How many lines hold the string "JSON"? Reply with the number alone.

##########

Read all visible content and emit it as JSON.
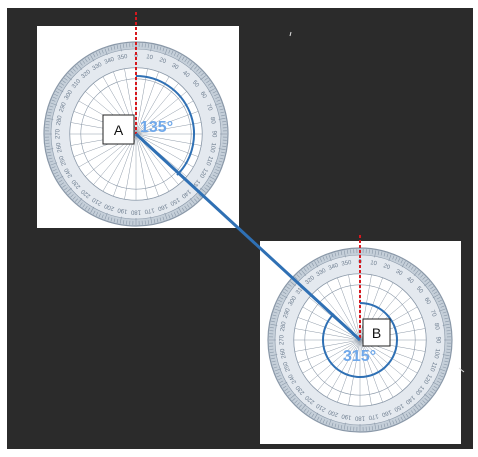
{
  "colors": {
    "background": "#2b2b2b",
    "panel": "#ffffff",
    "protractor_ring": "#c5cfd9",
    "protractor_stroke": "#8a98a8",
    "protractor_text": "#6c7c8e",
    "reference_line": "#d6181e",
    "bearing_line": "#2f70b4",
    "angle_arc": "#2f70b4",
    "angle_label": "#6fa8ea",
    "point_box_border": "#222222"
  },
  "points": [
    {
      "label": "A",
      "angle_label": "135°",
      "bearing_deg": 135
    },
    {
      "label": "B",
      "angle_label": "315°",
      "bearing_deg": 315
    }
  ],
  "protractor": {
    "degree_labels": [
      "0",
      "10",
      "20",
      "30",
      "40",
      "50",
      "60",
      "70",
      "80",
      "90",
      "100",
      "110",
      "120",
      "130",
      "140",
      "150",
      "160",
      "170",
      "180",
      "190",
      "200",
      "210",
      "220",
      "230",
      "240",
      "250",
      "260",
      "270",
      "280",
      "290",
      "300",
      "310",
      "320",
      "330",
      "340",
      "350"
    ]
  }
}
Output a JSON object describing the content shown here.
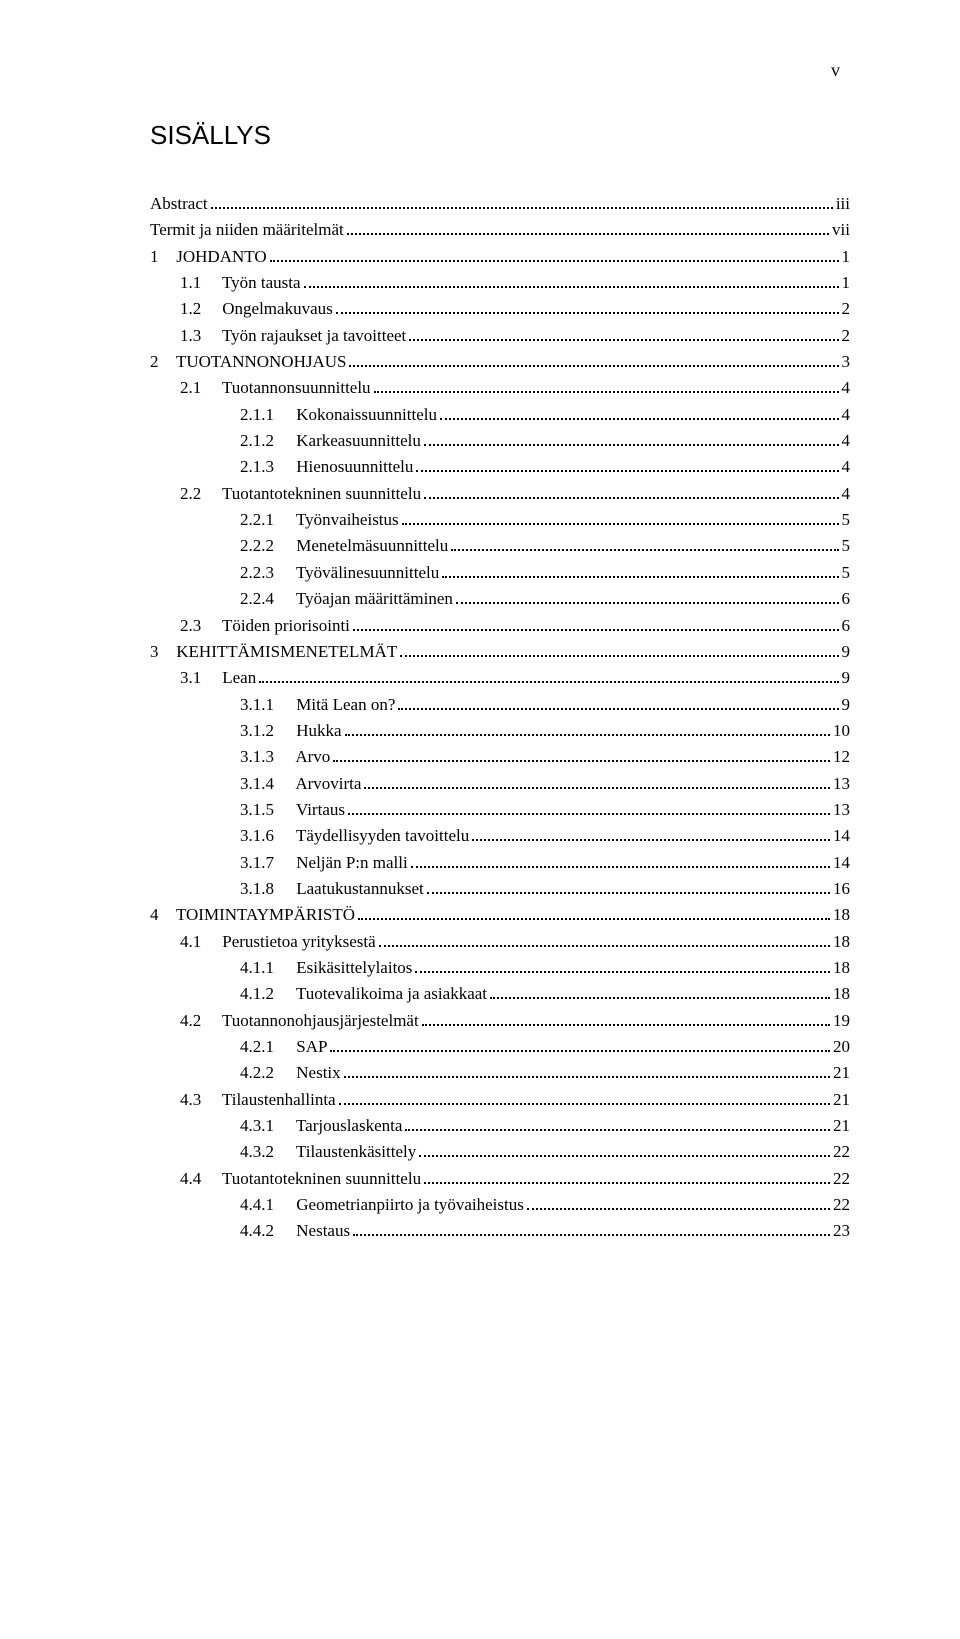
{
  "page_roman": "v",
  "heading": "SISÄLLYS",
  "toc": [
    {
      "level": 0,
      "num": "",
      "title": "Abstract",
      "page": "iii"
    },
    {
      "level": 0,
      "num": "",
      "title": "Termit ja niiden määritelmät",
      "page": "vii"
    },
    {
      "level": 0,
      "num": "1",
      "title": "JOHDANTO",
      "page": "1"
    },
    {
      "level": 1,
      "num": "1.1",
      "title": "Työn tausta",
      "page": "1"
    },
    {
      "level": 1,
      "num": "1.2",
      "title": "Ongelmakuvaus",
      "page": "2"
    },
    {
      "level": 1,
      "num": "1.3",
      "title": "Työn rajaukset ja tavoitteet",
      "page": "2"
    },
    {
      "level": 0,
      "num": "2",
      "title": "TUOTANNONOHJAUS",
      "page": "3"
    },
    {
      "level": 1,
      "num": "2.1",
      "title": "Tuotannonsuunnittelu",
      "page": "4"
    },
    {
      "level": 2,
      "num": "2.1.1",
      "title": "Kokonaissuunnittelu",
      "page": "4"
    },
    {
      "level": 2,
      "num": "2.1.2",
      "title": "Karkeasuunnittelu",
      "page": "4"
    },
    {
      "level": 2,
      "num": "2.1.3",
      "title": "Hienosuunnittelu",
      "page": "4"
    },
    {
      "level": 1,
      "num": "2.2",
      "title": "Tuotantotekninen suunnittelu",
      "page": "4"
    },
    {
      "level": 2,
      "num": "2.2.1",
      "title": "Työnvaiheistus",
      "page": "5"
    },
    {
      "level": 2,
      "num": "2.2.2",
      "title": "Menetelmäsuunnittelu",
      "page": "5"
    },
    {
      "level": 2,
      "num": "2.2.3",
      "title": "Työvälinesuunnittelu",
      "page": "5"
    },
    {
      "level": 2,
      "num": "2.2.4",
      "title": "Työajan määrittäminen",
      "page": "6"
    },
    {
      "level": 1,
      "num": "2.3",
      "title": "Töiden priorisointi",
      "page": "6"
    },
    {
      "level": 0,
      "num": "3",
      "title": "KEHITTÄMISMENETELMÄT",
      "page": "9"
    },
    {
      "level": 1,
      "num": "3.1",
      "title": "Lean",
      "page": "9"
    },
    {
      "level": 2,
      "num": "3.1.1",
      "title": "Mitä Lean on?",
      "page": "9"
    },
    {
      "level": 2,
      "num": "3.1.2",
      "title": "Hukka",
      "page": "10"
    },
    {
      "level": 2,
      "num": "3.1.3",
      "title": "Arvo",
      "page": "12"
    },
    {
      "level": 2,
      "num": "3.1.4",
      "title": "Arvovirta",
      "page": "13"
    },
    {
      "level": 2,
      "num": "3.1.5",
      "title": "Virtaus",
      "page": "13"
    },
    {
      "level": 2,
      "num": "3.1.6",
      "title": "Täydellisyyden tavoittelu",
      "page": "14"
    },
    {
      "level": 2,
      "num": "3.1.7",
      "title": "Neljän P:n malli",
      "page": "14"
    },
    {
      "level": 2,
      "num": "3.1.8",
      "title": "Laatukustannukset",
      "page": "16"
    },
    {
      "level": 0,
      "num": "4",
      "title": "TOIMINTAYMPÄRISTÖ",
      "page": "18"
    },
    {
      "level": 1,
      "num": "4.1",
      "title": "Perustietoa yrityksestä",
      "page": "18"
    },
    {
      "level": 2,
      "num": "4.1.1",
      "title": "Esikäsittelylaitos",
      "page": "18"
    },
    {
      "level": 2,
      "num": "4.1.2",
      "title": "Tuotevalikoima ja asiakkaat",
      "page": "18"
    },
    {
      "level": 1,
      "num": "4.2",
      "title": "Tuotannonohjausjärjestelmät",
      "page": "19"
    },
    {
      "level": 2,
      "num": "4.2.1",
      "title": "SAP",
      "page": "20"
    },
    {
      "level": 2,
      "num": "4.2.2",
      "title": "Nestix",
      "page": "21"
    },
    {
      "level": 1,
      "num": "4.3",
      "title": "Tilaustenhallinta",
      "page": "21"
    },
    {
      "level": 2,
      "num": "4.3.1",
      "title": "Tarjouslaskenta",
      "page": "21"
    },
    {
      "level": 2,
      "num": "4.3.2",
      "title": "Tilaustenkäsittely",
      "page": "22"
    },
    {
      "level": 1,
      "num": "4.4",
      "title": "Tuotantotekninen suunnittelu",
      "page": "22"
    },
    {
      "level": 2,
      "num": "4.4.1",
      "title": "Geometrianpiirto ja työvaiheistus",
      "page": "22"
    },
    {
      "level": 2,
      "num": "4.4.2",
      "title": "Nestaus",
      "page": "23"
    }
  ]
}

##########

» Task answer
2